*SET EXERCISE*
Make a verbatim copy of the entries below; pictures stay out.

*SUPPLIED ENTRIES*
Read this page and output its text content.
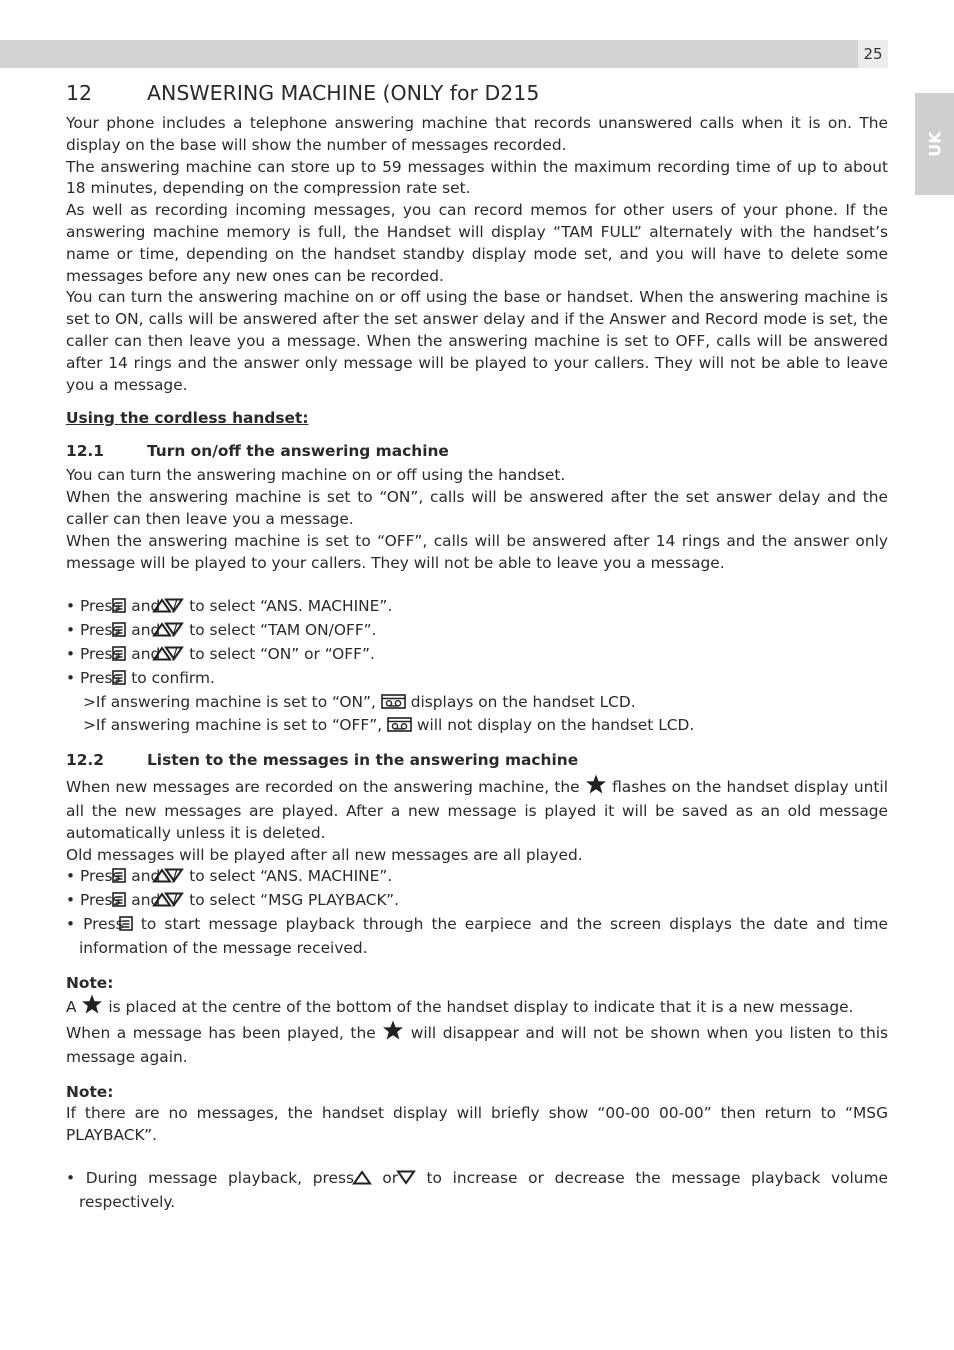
25
UK
12	ANSWERING MACHINE (ONLY for D215

Your phone includes a telephone answering machine that records unanswered calls when it is on. The display on the base will show the number of messages recorded.

The answering machine can store up to 59 messages within the maximum recording time of up to about 18 minutes, depending on the compression rate set.

As well as recording incoming messages, you can record memos for other users of your phone. If the answering machine memory is full, the Handset will display “TAM FULL” alternately with the handset’s name or time, depending on the handset standby display mode set, and you will have to delete some messages before any new ones can be recorded.

You can turn the answering machine on or off using the base or handset. When the answering machine is set to ON, calls will be answered after the set answer delay and if the Answer and Record mode is set, the caller can then leave you a message. When the answering machine is set to OFF, calls will be answered after 14 rings and the answer only message will be played to your callers. They will not be able to leave you a message.

Using the cordless handset:
12.1	Turn on/off the answering machine

You can turn the answering machine on or off using the handset.

When the answering machine is set to “ON”, calls will be answered after the set answer delay and the caller can then leave you a message.

When the answering machine is set to “OFF”, calls will be answered after 14 rings and the answer only message will be played to your callers. They will not be able to leave you a message.

• Press  and / to select “ANS. MACHINE”.
• Press  and / to select “TAM ON/OFF”.
• Press  and / to select “ON” or “OFF”.
• Press  to confirm.
>If answering machine is set to “ON”,  displays on the handset LCD.
>If answering machine is set to “OFF”,  will not display on the handset LCD.
12.2	Listen to the messages in the answering machine

When new messages are recorded on the answering machine, the  flashes on the handset display until all the new messages are played. After a new message is played it will be saved as an old message automatically unless it is deleted.

Old messages will be played after all new messages are all played.

• Press  and / to select “ANS. MACHINE”.
• Press  and / to select “MSG PLAYBACK”.
• Press  to start message playback through the earpiece and the screen displays the date and time information of the message received.
Note:

A  is placed at the centre of the bottom of the handset display to indicate that it is a new message.

When a message has been played, the  will disappear and will not be shown when you listen to this message again.

Note:

If there are no messages, the handset display will briefly show “00-00 00-00” then return to “MSG PLAYBACK”.

• During message playback, press  or  to increase or decrease the message playback volume respectively.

*OUTPUT OF THE EXERCISE*
Read this page and output its text content.
25
UK
12	ANSWERING MACHINE (ONLY for D215

Your phone includes a telephone answering machine that records unanswered calls when it is on. The display on the base will show the number of messages recorded.

The answering machine can store up to 59 messages within the maximum recording time of up to about 18 minutes, depending on the compression rate set.

As well as recording incoming messages, you can record memos for other users of your phone. If the answering machine memory is full, the Handset will display “TAM FULL” alternately with the handset’s name or time, depending on the handset standby display mode set, and you will have to delete some messages before any new ones can be recorded.

You can turn the answering machine on or off using the base or handset. When the answering machine is set to ON, calls will be answered after the set answer delay and if the Answer and Record mode is set, the caller can then leave you a message. When the answering machine is set to OFF, calls will be answered after 14 rings and the answer only message will be played to your callers. They will not be able to leave you a message.

Using the cordless handset:
12.1	Turn on/off the answering machine

You can turn the answering machine on or off using the handset.

When the answering machine is set to “ON”, calls will be answered after the set answer delay and the caller can then leave you a message.

When the answering machine is set to “OFF”, calls will be answered after 14 rings and the answer only message will be played to your callers. They will not be able to leave you a message.

• Press  and / to select “ANS. MACHINE”.
• Press  and / to select “TAM ON/OFF”.
• Press  and / to select “ON” or “OFF”.
• Press  to confirm.
>If answering machine is set to “ON”,  displays on the handset LCD.
>If answering machine is set to “OFF”,  will not display on the handset LCD.
12.2	Listen to the messages in the answering machine

When new messages are recorded on the answering machine, the  flashes on the handset display until all the new messages are played. After a new message is played it will be saved as an old message automatically unless it is deleted.

Old messages will be played after all new messages are all played.

• Press  and / to select “ANS. MACHINE”.
• Press  and / to select “MSG PLAYBACK”.
• Press  to start message playback through the earpiece and the screen displays the date and time information of the message received.
Note:

A  is placed at the centre of the bottom of the handset display to indicate that it is a new message.

When a message has been played, the  will disappear and will not be shown when you listen to this message again.

Note:

If there are no messages, the handset display will briefly show “00-00 00-00” then return to “MSG PLAYBACK”.

• During message playback, press  or  to increase or decrease the message playback volume respectively.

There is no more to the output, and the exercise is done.